**Raw data**

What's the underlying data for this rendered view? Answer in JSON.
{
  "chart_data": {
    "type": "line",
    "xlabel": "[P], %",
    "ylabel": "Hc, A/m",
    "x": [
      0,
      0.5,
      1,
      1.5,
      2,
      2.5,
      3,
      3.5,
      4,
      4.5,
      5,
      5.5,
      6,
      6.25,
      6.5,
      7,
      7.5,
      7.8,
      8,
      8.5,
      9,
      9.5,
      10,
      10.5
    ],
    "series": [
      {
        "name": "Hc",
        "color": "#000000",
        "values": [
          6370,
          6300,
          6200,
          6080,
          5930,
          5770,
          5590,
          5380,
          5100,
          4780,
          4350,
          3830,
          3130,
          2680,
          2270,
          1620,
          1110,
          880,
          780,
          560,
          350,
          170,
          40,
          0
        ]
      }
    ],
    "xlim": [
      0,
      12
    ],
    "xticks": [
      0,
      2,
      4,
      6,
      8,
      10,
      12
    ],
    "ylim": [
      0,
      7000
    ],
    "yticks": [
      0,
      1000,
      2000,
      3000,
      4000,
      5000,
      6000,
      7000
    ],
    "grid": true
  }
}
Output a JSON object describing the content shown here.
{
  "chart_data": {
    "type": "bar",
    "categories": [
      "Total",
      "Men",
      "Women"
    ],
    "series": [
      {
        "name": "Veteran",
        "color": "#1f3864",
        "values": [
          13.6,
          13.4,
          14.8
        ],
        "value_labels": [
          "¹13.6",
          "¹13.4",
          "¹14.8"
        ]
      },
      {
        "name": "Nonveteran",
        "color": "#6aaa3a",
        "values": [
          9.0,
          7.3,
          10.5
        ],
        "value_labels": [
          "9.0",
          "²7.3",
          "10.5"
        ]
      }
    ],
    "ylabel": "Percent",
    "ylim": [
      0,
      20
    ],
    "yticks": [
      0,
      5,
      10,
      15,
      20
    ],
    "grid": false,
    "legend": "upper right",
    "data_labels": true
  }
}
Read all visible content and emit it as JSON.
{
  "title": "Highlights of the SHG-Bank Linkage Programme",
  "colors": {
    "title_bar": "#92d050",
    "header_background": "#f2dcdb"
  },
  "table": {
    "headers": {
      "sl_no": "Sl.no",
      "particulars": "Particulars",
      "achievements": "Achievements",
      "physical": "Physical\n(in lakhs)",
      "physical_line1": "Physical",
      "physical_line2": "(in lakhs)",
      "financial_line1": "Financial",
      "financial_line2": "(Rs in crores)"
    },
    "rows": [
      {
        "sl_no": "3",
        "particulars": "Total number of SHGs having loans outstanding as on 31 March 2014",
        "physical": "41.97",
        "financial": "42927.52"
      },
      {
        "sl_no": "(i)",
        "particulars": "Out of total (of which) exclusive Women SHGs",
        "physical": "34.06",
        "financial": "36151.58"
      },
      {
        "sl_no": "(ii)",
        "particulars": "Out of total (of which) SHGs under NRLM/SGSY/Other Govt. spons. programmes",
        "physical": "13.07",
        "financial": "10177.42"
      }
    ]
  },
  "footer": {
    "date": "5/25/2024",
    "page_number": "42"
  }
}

**What to do**
Copy out every line of the data that includes "lakhs".

**Written response**
      "physical": "Physical\n(in lakhs)",
      "physical_line2": "(in lakhs)",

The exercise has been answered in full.